Where the string "title" occurs in the material below, report the whole line.

[Dataset records]
- - - - - - -

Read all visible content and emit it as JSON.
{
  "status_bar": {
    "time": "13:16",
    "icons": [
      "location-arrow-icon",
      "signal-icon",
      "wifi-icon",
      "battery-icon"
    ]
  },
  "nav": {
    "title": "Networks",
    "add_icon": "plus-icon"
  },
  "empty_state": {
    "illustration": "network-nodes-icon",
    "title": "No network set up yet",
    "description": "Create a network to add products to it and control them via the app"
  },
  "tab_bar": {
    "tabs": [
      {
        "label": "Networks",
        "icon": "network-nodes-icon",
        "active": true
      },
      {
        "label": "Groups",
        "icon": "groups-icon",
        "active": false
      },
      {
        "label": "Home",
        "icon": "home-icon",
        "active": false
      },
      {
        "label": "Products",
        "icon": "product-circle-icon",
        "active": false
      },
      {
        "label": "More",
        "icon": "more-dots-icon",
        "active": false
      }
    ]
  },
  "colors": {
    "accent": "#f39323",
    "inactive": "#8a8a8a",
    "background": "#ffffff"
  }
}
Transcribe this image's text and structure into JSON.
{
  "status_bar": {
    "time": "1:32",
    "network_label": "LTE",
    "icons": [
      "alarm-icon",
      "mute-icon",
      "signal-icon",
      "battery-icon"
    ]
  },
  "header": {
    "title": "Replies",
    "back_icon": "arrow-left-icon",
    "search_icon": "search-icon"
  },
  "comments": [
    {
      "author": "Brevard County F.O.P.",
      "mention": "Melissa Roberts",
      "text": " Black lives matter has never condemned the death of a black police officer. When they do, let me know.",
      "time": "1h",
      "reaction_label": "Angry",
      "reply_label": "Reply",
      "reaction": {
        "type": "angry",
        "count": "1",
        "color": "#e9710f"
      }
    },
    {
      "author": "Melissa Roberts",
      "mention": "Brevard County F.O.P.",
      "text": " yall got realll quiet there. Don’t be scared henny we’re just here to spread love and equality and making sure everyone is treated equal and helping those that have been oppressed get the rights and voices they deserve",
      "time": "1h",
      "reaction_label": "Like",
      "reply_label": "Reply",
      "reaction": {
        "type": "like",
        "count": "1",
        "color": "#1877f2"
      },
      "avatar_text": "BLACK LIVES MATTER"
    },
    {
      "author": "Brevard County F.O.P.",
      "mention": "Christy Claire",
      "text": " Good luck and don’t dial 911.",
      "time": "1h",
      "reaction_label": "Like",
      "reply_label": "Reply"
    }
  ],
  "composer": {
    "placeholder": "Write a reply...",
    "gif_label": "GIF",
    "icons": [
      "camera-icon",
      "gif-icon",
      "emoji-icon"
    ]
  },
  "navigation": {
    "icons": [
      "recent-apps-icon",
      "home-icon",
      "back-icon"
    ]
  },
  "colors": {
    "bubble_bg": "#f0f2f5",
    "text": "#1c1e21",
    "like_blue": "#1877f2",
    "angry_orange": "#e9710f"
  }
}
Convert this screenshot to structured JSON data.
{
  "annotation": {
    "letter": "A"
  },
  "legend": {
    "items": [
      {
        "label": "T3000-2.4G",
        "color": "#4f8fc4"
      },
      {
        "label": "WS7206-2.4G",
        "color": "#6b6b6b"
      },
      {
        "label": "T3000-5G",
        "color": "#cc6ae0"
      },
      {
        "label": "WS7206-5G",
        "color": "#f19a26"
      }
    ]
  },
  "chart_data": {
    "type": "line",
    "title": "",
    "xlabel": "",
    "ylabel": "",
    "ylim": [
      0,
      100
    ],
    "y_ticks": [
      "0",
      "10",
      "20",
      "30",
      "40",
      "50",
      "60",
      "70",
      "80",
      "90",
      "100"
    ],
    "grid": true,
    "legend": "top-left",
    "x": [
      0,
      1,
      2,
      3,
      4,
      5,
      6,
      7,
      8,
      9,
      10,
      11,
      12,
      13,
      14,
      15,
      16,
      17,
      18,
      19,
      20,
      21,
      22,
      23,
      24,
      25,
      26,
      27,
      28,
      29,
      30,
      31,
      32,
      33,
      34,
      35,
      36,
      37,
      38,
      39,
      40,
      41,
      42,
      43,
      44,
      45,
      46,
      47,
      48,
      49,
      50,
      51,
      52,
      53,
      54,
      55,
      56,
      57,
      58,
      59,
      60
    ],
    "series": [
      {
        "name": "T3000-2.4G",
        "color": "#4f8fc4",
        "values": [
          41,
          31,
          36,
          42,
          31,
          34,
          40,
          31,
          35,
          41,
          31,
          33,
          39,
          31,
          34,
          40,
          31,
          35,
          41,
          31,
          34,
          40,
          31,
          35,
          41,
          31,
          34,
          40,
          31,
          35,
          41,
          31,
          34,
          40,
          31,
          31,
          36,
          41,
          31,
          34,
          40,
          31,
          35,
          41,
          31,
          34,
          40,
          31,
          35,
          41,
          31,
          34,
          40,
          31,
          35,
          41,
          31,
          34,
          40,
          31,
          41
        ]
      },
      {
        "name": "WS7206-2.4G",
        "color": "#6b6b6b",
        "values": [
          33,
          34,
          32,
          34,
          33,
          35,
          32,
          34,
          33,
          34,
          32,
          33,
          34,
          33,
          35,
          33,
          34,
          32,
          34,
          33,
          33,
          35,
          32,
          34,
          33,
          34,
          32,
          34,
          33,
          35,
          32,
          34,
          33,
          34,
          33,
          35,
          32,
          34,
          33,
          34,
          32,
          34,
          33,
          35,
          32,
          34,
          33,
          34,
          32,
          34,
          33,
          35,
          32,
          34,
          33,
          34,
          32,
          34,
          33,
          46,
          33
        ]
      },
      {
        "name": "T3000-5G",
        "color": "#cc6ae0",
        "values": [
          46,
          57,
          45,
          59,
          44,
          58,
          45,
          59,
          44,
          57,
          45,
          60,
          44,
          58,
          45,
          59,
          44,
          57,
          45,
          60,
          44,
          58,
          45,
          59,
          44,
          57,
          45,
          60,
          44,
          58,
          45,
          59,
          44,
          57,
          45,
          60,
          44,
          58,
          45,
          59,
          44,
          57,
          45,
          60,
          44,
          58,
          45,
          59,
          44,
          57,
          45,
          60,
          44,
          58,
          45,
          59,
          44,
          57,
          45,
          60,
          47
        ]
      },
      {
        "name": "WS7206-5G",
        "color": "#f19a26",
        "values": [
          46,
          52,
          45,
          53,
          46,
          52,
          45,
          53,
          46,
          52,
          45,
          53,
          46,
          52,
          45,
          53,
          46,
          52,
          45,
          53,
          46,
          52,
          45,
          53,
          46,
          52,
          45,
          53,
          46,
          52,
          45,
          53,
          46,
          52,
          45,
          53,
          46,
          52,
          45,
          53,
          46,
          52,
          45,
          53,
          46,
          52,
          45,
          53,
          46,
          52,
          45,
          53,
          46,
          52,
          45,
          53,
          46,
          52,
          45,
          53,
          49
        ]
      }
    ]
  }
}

- - - - - - -

- [RESPONSE]
    "title": "Networks",
    "title": "No network set up yet",
    "title": "Replies",
    "title": "",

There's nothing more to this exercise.